**Task details**
In the entries that follow, how many lines contain "text"? Answer with the number only.

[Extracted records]

::::

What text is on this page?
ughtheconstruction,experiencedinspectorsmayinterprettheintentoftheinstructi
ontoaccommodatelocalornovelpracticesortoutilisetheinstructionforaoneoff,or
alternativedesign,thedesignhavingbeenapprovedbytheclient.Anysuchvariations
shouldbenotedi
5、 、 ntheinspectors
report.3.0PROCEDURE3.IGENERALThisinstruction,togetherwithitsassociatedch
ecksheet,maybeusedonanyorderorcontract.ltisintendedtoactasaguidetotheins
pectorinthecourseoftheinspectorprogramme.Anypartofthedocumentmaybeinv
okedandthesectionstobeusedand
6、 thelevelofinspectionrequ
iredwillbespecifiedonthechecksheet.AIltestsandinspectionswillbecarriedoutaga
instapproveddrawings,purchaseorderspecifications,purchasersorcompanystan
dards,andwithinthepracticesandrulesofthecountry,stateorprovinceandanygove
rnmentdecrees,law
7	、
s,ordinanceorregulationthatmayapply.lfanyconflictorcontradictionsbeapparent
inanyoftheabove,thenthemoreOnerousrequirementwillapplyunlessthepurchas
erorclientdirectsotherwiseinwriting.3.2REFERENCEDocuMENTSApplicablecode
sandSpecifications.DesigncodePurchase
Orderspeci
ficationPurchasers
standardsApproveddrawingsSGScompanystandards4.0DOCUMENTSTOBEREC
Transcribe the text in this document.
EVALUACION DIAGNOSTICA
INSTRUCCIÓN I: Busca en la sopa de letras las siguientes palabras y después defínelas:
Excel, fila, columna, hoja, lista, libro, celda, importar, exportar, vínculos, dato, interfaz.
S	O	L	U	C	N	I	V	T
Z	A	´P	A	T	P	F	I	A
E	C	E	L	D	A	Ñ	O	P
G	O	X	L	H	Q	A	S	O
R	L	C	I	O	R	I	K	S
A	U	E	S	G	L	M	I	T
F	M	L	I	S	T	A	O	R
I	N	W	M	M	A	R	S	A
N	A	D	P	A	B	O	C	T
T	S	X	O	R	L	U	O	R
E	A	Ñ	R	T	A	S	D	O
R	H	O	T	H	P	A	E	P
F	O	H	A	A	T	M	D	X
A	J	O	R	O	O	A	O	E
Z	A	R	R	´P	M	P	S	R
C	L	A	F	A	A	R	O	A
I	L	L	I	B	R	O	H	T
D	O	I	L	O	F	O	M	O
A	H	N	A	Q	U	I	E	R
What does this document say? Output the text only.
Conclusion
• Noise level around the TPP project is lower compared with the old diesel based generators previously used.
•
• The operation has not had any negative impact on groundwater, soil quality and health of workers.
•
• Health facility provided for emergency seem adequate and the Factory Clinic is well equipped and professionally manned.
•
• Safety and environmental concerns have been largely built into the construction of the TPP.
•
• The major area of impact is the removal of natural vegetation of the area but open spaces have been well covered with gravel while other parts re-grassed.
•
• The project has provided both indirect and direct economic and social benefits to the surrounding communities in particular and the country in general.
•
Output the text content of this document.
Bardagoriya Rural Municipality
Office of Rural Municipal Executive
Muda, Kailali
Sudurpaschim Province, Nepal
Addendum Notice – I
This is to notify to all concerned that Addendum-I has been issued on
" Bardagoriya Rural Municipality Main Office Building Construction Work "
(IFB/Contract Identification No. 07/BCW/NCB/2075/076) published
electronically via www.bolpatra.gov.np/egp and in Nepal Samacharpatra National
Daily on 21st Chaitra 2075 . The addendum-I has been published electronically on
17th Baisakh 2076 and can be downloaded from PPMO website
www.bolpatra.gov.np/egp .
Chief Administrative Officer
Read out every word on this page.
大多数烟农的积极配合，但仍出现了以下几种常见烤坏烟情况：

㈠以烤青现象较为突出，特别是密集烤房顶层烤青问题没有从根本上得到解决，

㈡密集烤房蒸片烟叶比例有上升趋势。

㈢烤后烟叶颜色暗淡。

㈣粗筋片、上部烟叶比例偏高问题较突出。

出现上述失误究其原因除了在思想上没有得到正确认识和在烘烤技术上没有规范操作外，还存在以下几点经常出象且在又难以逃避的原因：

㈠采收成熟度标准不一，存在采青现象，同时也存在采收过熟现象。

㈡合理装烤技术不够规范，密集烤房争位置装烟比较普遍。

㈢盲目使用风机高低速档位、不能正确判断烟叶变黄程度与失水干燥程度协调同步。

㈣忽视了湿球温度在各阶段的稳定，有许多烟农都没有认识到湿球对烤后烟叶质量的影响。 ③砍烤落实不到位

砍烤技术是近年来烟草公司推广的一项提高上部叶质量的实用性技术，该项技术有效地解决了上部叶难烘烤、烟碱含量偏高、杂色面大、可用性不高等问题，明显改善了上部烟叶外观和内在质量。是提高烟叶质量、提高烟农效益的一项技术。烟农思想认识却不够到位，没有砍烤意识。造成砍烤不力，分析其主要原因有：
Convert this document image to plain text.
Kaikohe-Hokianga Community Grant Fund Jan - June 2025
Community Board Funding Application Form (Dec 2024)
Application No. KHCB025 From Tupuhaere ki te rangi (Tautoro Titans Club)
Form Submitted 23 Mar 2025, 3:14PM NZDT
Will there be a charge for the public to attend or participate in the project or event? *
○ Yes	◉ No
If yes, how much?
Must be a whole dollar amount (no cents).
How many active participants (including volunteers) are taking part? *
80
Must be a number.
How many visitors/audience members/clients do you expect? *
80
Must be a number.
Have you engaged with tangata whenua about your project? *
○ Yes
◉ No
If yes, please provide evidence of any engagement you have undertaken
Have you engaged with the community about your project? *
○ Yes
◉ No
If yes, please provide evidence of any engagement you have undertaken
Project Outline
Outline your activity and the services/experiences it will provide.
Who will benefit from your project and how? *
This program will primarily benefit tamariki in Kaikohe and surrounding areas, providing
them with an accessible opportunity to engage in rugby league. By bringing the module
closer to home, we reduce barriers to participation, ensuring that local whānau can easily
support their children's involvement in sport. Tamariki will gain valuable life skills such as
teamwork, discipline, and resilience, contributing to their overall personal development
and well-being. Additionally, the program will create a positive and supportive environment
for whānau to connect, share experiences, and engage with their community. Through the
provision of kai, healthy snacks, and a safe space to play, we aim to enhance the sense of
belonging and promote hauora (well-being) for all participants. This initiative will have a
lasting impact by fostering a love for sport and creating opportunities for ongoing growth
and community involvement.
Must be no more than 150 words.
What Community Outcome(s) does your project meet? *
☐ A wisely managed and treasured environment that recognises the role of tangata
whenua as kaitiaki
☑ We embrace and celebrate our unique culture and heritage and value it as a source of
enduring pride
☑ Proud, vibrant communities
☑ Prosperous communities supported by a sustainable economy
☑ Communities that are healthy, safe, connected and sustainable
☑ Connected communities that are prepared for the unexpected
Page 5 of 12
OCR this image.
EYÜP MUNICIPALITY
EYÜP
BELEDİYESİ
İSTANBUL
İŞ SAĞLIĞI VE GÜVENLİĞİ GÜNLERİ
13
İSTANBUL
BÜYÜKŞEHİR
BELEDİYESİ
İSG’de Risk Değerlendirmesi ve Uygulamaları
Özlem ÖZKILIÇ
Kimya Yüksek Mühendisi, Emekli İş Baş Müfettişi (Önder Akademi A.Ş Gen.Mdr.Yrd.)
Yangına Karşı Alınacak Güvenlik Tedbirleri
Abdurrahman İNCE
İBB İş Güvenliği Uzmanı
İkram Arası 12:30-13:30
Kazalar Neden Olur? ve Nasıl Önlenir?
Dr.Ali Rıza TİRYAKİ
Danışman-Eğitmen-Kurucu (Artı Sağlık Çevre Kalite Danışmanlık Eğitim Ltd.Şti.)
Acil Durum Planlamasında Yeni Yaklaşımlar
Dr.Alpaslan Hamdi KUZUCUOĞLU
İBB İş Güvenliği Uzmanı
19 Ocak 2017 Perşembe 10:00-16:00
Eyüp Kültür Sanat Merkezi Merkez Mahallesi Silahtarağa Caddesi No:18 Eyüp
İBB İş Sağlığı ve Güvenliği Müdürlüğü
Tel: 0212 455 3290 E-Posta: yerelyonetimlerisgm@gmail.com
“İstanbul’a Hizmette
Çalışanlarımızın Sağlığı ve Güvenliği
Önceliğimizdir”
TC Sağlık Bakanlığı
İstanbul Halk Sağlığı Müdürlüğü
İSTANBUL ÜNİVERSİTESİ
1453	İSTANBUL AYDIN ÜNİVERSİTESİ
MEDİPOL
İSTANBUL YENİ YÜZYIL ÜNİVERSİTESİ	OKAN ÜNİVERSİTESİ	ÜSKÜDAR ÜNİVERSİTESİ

::::

**Written reply**
5